Objective: Read through the data and report every line in which the word "this" occurs.

Data listing:
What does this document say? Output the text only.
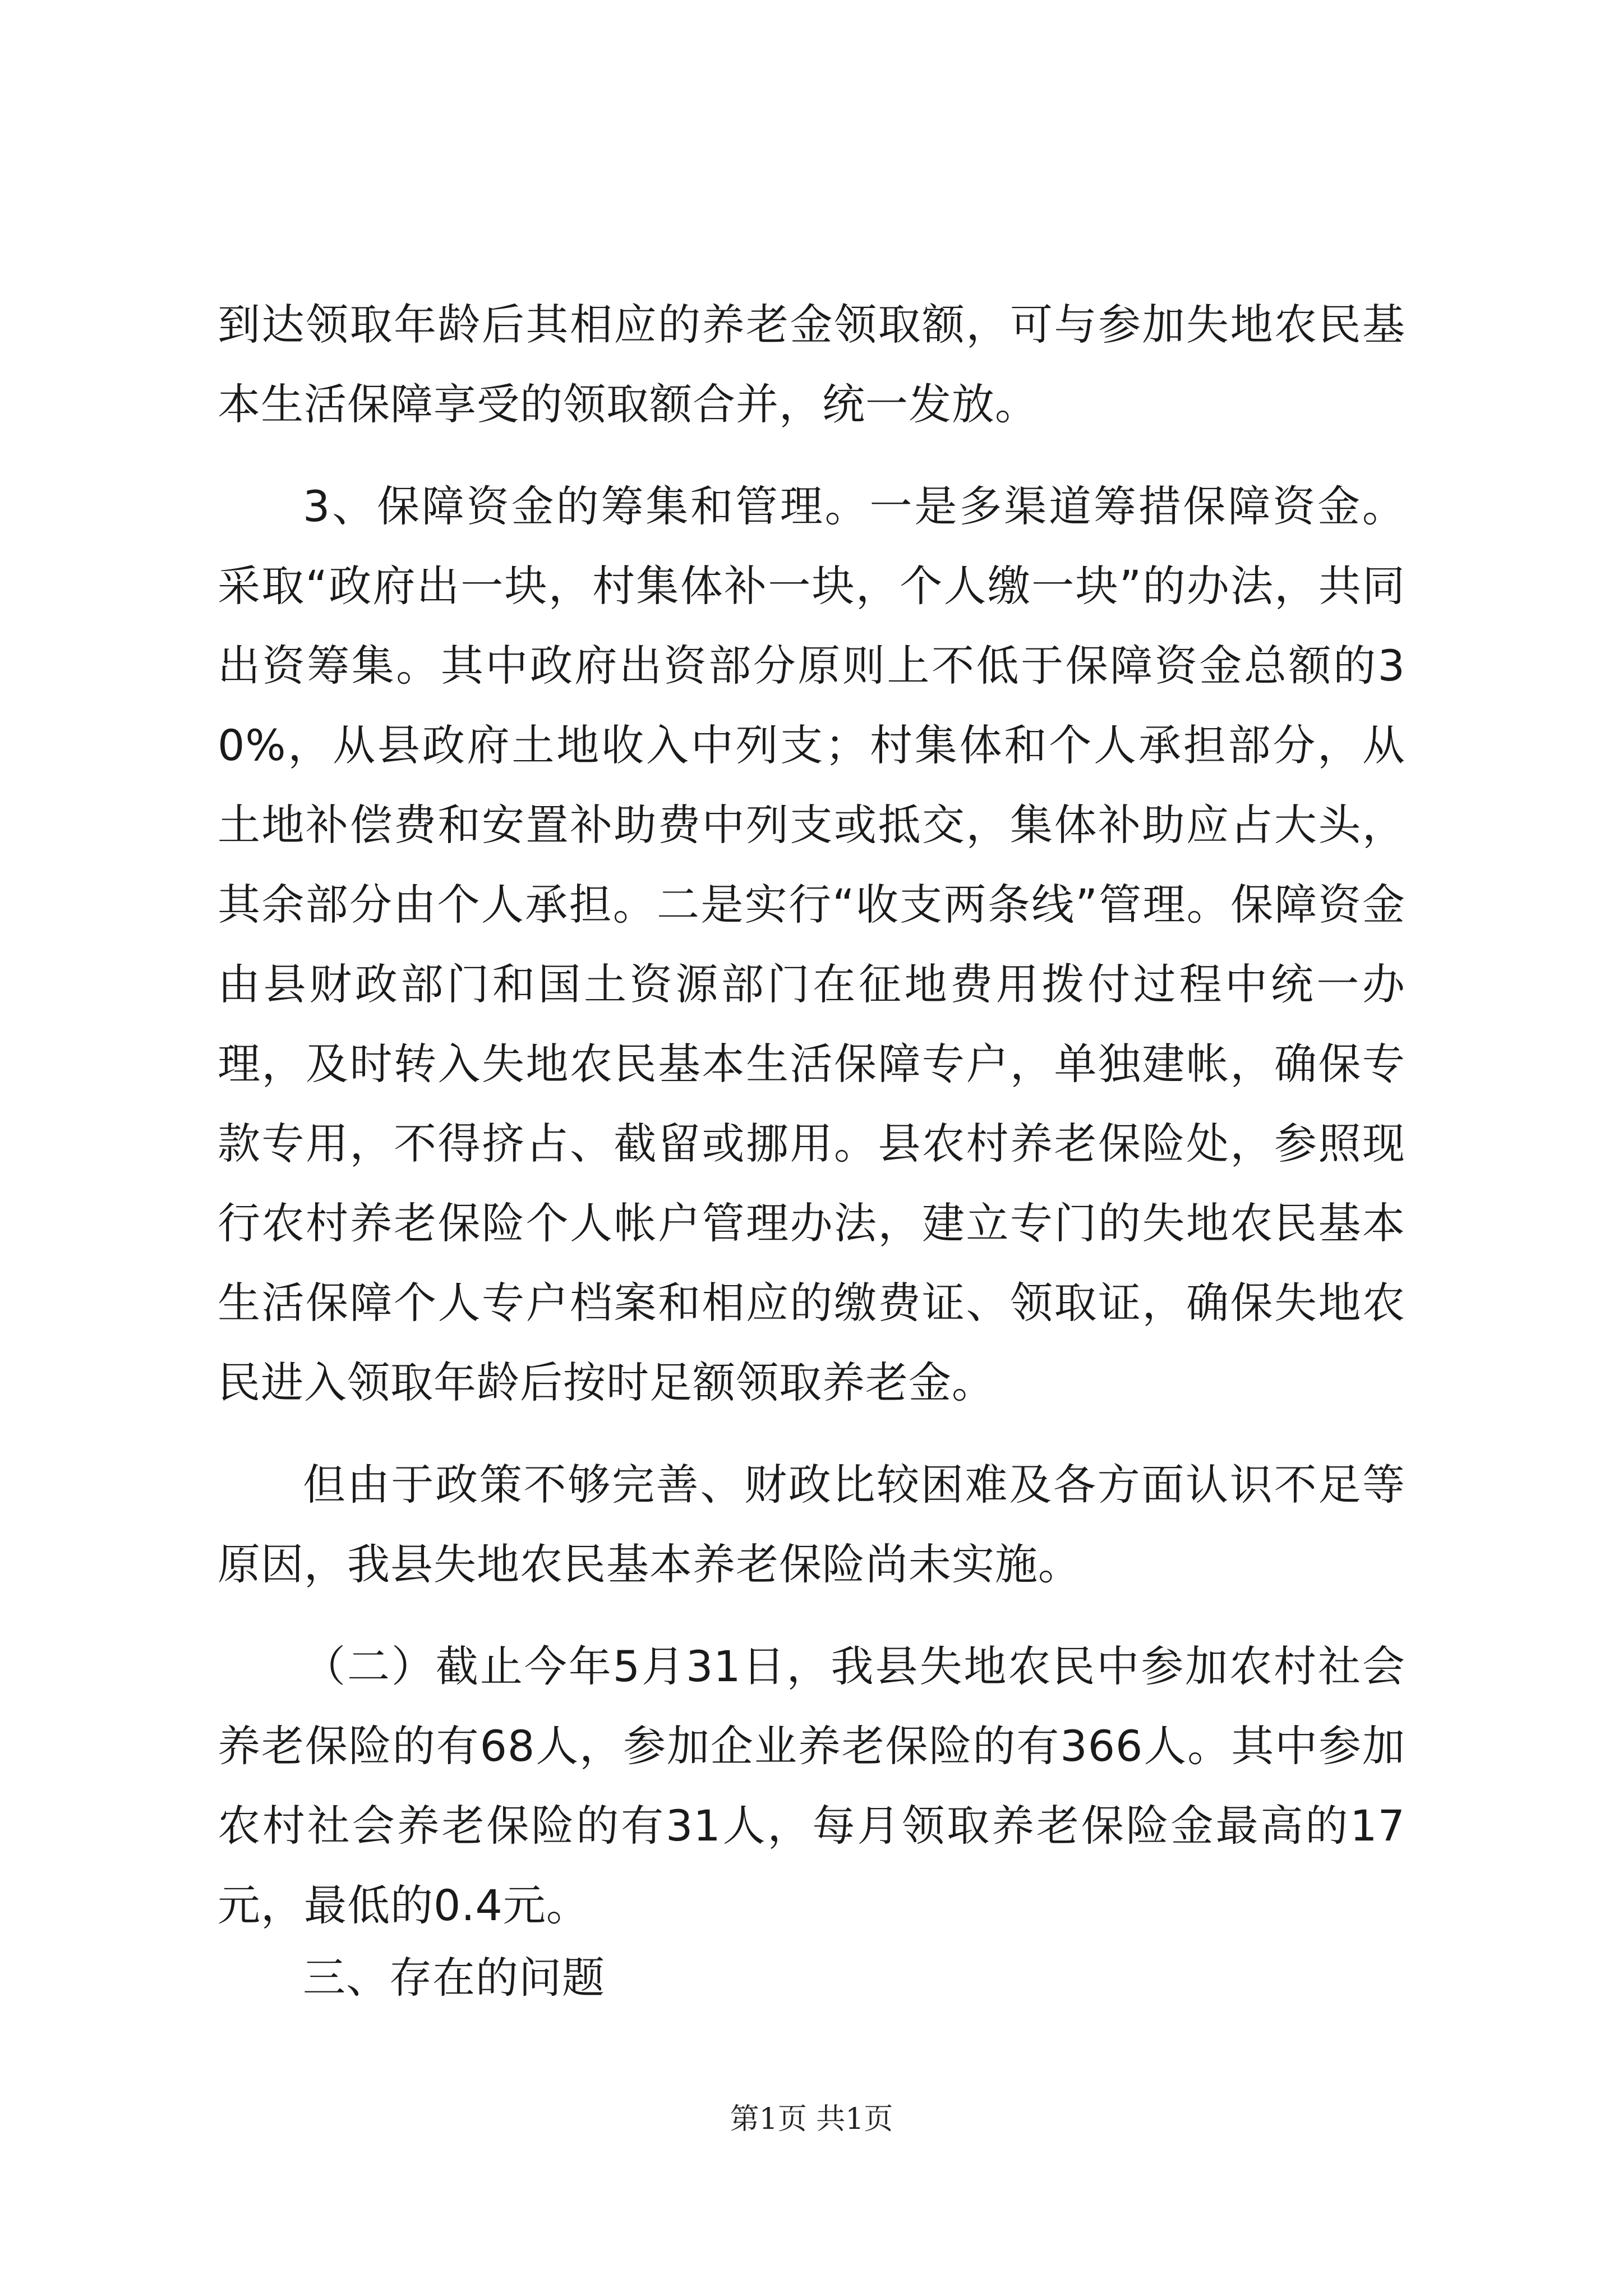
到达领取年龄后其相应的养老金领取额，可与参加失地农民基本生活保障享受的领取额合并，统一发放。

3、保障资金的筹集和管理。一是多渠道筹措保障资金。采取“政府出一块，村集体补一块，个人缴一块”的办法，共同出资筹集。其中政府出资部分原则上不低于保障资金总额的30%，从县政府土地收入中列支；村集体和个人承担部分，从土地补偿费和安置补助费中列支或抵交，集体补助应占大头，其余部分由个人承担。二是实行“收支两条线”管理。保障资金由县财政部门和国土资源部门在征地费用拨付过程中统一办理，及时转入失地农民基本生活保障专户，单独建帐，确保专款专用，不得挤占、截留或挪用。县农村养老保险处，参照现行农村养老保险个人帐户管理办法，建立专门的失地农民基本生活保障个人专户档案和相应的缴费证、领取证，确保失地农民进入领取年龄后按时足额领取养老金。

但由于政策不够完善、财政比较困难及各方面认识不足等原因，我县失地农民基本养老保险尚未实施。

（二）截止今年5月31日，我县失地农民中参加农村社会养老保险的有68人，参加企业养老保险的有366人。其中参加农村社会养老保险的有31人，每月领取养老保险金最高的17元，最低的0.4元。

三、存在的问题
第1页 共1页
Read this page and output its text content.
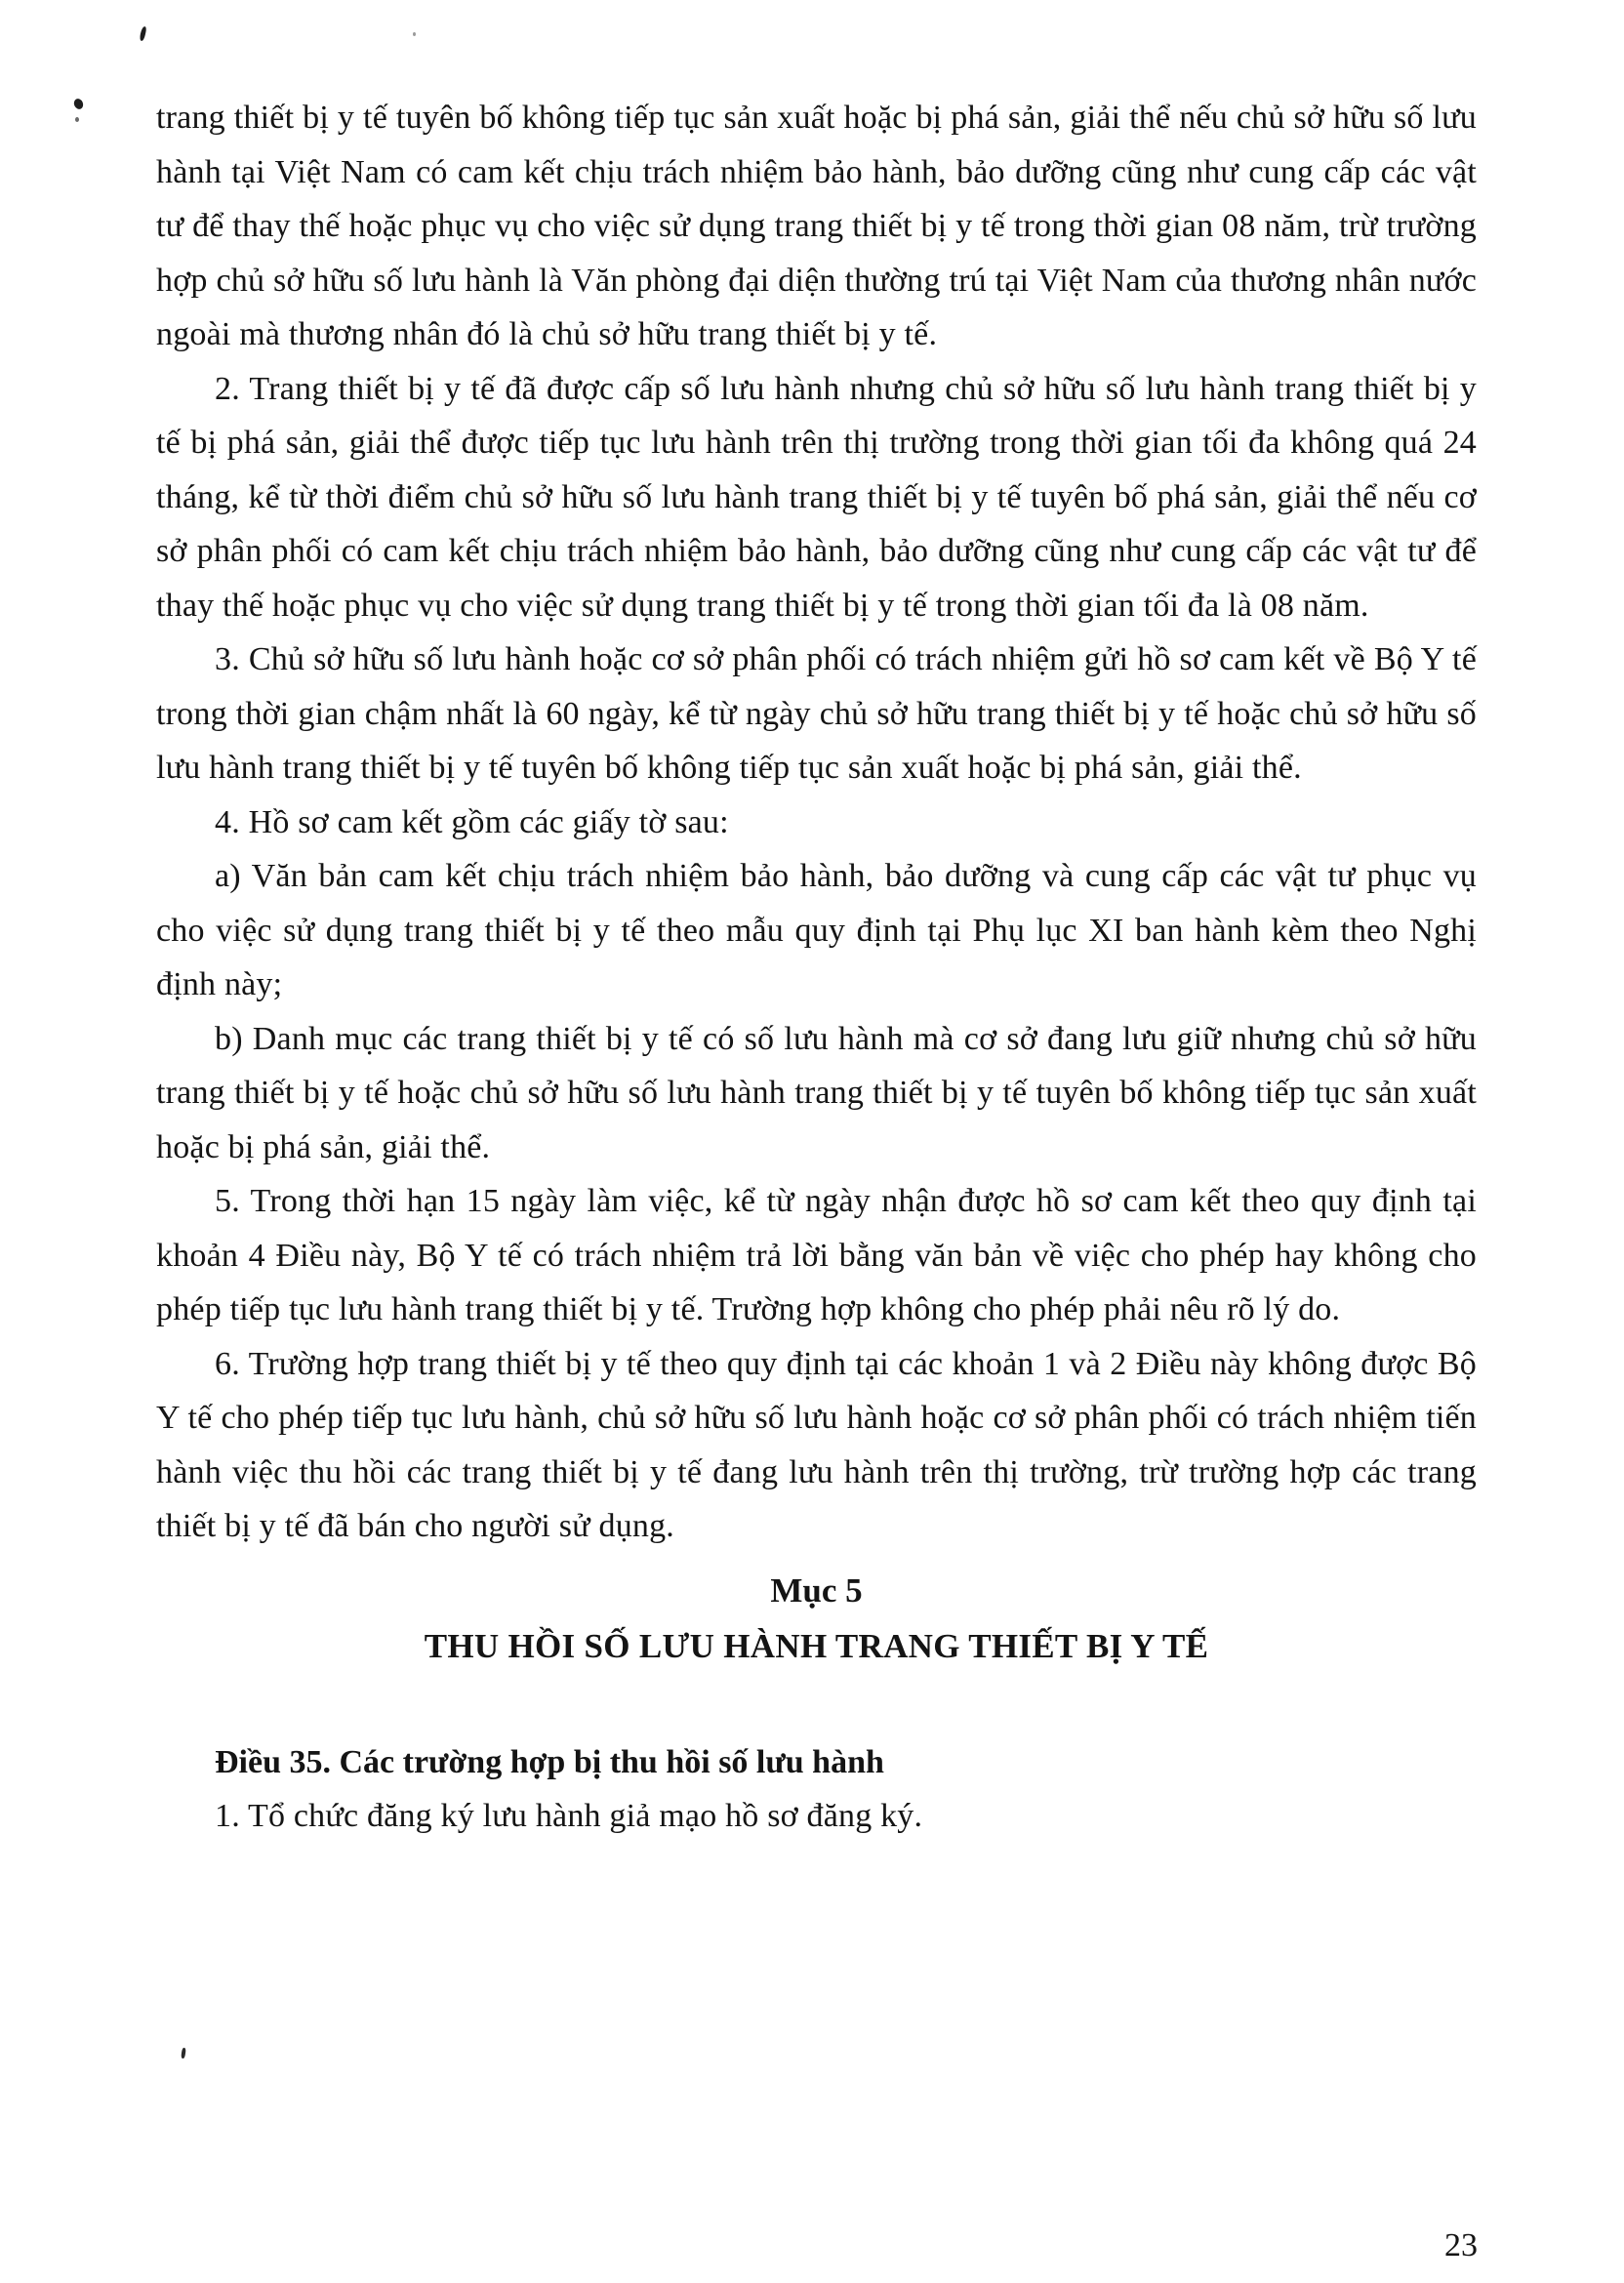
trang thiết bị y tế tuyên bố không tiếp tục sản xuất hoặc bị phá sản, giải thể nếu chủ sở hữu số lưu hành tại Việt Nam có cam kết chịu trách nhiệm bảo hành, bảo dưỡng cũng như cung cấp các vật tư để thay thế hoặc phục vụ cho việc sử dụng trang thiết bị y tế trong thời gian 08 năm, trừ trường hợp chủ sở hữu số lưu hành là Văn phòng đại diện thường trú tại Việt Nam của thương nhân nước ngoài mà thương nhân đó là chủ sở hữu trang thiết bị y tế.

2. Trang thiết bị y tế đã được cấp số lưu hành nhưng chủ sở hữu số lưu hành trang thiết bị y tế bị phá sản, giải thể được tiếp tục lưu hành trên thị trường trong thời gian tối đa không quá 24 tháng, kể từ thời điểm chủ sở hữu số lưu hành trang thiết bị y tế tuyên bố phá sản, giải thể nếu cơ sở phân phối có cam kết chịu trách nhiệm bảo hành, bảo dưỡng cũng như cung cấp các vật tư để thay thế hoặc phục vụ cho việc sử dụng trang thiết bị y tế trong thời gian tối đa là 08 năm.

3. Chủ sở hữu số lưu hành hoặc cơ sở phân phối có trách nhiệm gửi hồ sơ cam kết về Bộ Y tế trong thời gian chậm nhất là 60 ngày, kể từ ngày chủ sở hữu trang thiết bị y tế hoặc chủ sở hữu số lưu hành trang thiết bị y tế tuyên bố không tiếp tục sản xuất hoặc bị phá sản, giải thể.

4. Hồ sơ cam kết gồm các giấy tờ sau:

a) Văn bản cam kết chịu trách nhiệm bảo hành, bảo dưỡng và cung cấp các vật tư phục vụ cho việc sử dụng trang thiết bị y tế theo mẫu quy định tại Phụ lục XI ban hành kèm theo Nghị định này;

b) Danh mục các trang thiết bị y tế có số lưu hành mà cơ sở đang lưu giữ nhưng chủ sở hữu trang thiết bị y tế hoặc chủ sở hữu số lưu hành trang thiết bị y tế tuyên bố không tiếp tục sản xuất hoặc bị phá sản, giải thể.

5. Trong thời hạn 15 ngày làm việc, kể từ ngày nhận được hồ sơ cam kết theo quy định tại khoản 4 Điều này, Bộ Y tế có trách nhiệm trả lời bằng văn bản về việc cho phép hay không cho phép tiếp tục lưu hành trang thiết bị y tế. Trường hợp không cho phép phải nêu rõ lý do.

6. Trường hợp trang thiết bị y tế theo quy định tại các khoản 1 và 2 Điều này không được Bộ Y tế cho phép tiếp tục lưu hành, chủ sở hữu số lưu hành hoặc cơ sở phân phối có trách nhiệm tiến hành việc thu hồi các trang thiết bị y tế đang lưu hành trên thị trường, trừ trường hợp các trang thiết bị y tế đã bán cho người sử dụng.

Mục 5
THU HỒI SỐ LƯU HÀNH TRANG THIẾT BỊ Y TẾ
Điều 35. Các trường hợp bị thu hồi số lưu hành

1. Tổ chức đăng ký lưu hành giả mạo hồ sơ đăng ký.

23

The reply:
What does this document say? Output the text only.
Read this page and output its text content.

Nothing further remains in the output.